__Required task__.
In the records below, count every line containing "page". Reply with the number only.

— BEGIN Exercise input —

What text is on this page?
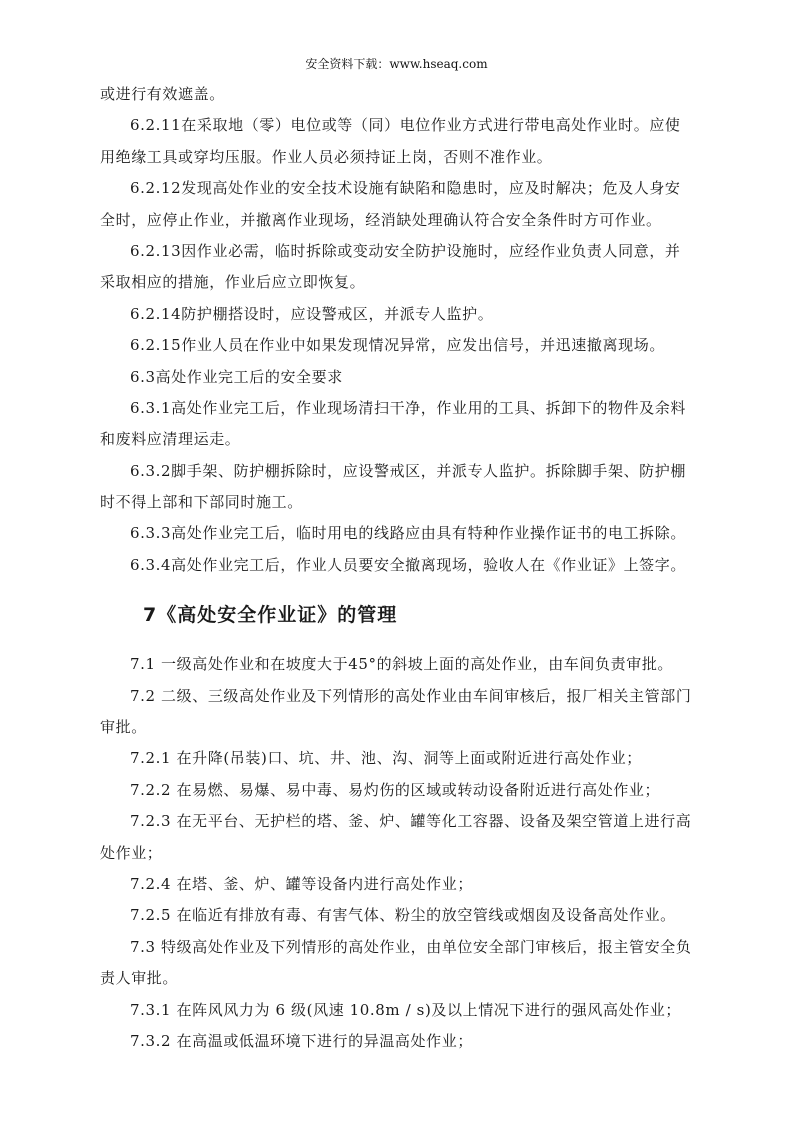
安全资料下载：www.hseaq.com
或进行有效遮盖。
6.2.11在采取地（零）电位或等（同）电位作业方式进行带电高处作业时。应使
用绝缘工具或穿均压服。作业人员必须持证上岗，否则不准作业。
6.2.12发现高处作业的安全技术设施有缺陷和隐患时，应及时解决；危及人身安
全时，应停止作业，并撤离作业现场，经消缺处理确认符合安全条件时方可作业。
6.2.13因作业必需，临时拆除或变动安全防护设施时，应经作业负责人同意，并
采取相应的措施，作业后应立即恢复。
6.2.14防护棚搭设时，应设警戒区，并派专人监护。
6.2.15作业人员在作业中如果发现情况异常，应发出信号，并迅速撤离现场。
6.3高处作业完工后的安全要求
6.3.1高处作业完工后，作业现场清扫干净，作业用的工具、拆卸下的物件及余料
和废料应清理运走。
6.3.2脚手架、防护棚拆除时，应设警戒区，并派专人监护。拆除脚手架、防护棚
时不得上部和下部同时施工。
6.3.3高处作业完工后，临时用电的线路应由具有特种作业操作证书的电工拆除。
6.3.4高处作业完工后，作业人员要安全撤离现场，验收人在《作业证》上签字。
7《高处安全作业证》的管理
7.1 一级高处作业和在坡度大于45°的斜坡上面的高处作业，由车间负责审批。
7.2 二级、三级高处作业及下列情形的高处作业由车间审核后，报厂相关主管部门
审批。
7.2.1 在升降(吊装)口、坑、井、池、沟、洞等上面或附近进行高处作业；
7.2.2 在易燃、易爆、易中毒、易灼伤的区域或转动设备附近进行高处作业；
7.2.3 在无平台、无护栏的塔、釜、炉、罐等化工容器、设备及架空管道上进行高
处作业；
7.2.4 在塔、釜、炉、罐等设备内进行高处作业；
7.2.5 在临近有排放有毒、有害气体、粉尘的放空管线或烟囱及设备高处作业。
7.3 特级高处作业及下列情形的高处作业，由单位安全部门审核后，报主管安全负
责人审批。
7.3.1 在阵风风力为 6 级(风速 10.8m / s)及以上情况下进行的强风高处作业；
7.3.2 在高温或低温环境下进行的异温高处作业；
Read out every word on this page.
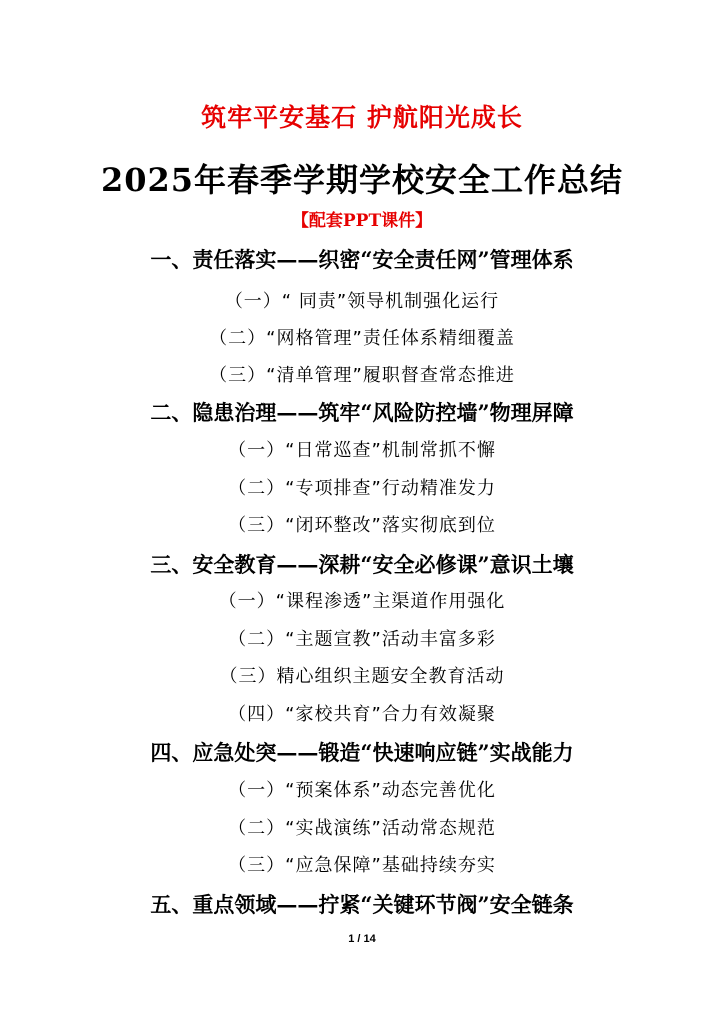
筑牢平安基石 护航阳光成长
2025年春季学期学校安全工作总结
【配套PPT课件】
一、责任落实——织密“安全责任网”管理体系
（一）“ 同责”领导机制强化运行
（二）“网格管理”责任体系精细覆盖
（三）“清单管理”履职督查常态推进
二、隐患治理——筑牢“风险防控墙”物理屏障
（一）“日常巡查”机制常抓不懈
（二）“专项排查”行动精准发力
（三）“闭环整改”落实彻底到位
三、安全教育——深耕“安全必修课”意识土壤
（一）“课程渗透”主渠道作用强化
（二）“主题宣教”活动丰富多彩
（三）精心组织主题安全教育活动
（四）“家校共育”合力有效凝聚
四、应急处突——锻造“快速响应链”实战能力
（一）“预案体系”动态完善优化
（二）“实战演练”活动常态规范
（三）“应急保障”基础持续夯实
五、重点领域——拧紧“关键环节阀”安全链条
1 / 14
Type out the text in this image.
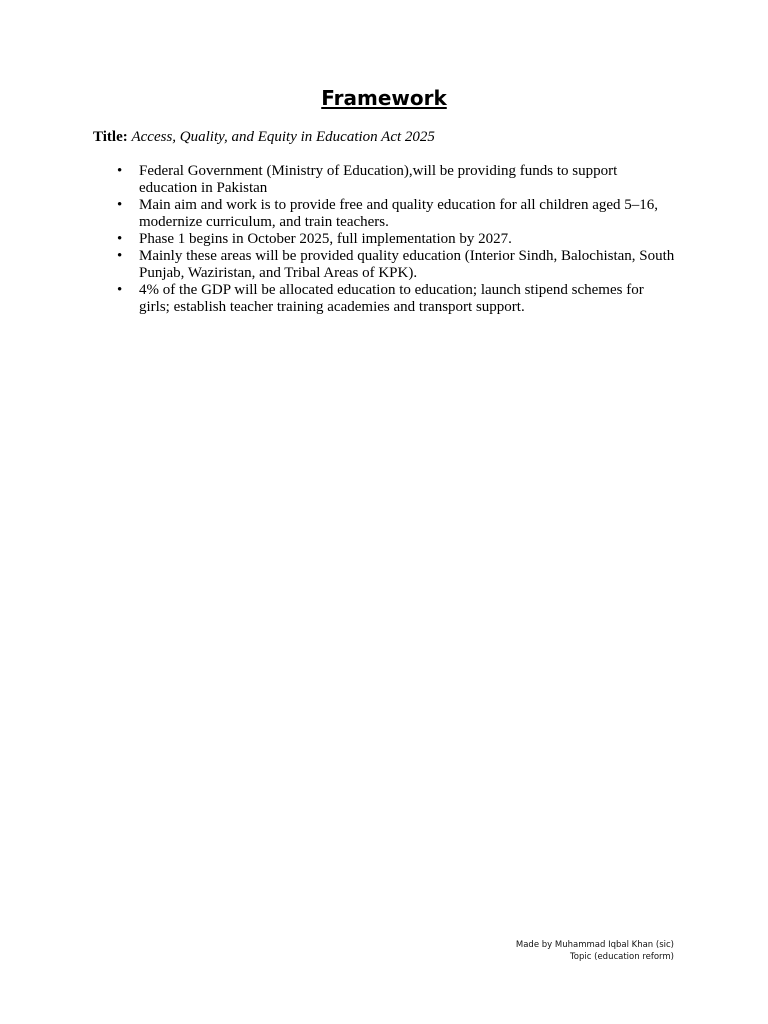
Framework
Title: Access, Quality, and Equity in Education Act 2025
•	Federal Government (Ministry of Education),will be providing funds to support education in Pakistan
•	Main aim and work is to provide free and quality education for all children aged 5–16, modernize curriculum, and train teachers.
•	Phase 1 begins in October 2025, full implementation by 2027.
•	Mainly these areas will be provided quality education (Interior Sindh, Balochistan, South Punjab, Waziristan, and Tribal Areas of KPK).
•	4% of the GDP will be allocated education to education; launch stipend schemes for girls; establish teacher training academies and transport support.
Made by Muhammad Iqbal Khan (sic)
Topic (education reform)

— END Exercise input —

__Response to this task__.
2